Stored records
::::::

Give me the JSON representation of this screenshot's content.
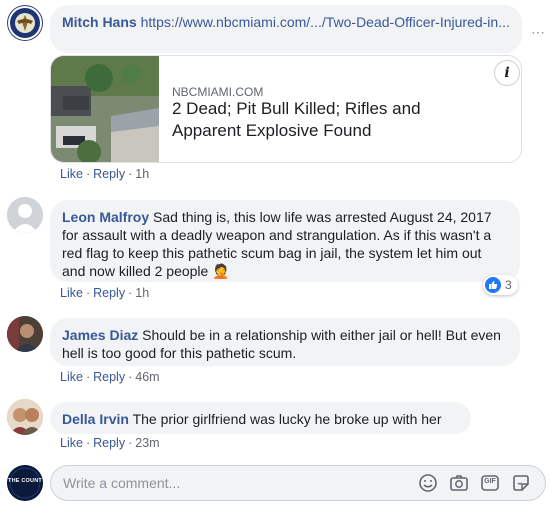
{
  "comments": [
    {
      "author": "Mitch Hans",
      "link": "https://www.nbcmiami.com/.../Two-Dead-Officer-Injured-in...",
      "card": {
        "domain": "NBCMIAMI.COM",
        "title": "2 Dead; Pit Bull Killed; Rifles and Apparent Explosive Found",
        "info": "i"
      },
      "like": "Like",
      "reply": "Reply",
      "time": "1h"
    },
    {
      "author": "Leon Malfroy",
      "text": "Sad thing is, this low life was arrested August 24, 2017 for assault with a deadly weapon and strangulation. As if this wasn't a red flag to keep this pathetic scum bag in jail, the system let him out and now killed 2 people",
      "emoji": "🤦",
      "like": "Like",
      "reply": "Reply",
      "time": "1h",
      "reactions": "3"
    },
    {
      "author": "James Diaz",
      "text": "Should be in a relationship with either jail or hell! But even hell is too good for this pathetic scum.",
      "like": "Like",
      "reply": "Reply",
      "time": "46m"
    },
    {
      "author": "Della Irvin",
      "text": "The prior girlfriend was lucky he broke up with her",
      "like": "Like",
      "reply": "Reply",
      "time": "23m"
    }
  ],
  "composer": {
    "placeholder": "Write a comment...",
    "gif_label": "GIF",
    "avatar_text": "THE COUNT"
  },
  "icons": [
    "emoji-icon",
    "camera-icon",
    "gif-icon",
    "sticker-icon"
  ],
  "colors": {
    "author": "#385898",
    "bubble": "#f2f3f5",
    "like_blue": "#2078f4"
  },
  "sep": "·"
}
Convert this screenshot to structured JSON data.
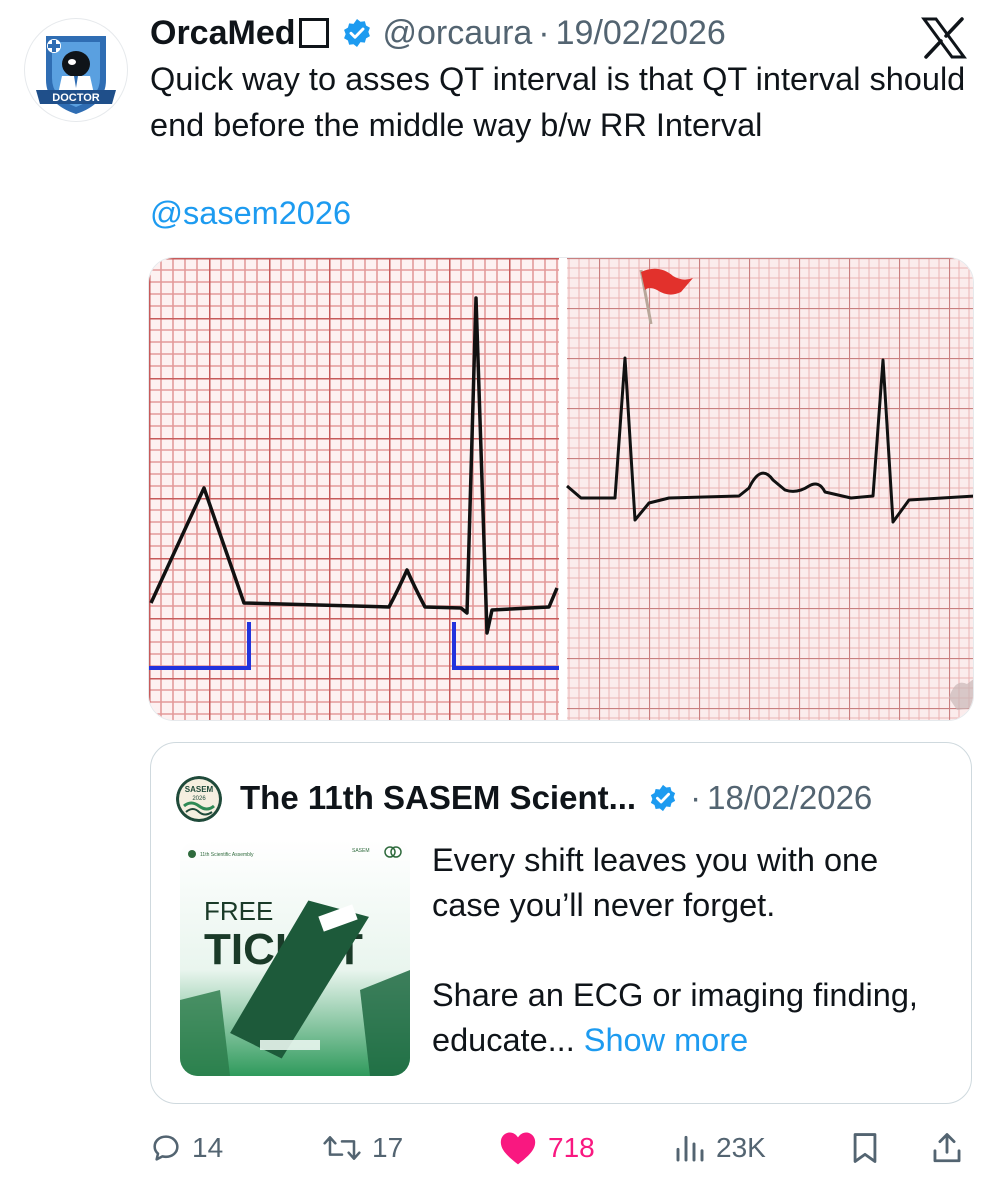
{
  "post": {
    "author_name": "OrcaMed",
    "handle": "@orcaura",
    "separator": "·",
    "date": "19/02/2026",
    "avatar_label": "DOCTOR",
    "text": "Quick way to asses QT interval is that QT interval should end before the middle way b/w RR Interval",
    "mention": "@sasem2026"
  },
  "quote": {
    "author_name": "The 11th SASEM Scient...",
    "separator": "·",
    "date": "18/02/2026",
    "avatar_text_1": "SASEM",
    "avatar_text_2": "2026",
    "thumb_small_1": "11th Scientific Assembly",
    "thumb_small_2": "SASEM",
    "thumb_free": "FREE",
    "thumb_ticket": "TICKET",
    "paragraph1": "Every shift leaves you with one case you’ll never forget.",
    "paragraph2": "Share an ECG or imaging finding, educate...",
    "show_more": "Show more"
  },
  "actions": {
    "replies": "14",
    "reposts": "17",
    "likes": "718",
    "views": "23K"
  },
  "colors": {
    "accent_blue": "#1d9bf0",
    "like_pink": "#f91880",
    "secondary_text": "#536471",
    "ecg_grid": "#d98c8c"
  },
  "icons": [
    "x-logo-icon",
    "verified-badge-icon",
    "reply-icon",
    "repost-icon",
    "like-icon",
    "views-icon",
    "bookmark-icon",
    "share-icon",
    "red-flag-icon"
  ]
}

::::::

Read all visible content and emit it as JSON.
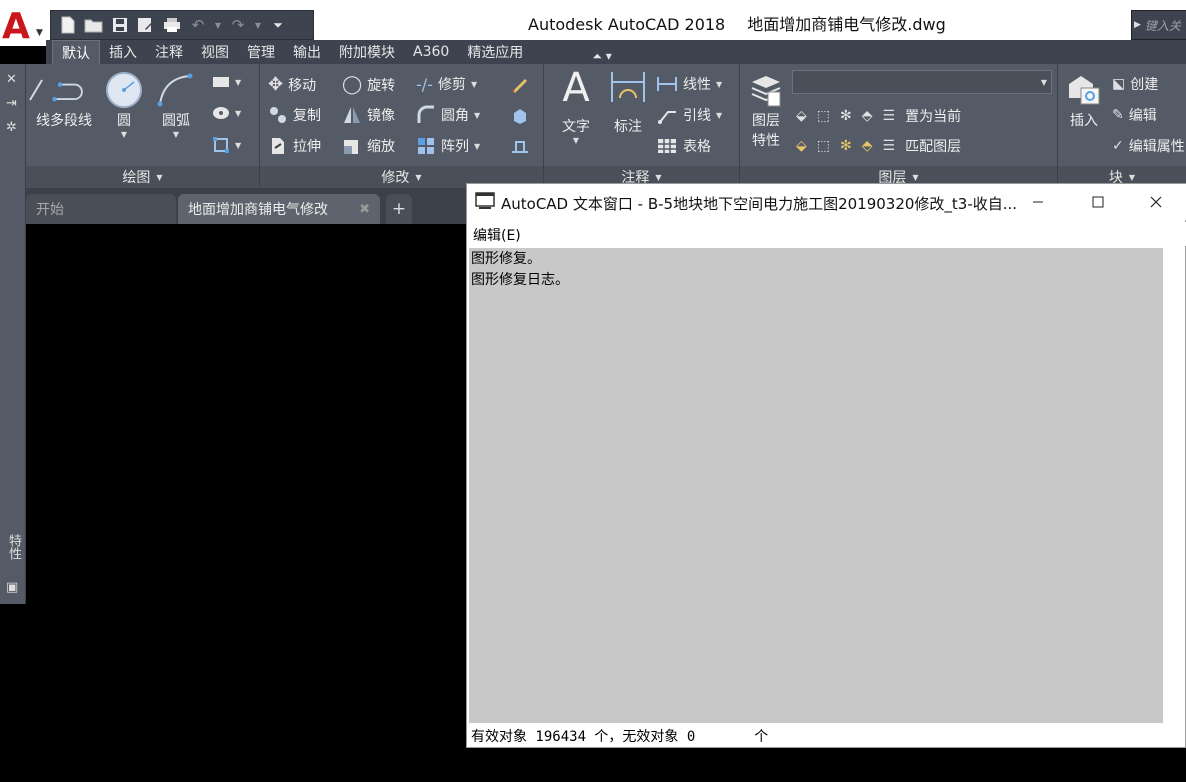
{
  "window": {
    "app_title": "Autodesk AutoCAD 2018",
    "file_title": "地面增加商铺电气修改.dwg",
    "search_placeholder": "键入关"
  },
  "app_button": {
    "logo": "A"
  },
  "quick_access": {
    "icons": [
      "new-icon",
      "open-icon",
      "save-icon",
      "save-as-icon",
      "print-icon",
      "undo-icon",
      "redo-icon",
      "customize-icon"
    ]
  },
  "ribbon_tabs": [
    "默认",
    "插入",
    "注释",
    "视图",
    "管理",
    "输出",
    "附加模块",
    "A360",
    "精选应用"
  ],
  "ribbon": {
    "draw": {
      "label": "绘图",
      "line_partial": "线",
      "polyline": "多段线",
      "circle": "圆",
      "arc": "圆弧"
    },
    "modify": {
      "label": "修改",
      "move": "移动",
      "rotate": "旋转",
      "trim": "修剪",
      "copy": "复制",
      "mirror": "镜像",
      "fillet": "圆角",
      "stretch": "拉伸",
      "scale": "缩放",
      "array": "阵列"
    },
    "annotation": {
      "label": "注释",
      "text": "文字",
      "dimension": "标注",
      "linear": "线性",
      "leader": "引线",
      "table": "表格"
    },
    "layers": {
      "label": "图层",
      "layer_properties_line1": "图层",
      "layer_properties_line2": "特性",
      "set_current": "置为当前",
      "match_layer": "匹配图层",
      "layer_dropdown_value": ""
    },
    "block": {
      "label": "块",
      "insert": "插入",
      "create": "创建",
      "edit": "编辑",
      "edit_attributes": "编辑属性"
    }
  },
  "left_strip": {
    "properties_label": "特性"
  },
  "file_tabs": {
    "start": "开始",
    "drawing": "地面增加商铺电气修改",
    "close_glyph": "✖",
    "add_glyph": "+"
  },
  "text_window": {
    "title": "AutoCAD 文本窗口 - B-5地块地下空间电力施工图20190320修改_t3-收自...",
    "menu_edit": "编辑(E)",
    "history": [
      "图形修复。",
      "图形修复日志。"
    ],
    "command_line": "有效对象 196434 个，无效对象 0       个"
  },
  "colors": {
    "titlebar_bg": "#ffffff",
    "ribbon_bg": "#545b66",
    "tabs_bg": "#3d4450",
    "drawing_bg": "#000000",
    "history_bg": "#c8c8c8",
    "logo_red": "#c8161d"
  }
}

::::::

■ GOAL:
Scan the lines above for "jail", then copy every one that has it.

■ EXERCISE RESULT:
      "text": "Sad thing is, this low life was arrested August 24, 2017 for assault with a deadly weapon and strangulation. As if this wasn't a red flag to keep this pathetic scum bag in jail, the system let him out and now killed 2 people",
      "text": "Should be in a relationship with either jail or hell! But even hell is too good for this pathetic scum.",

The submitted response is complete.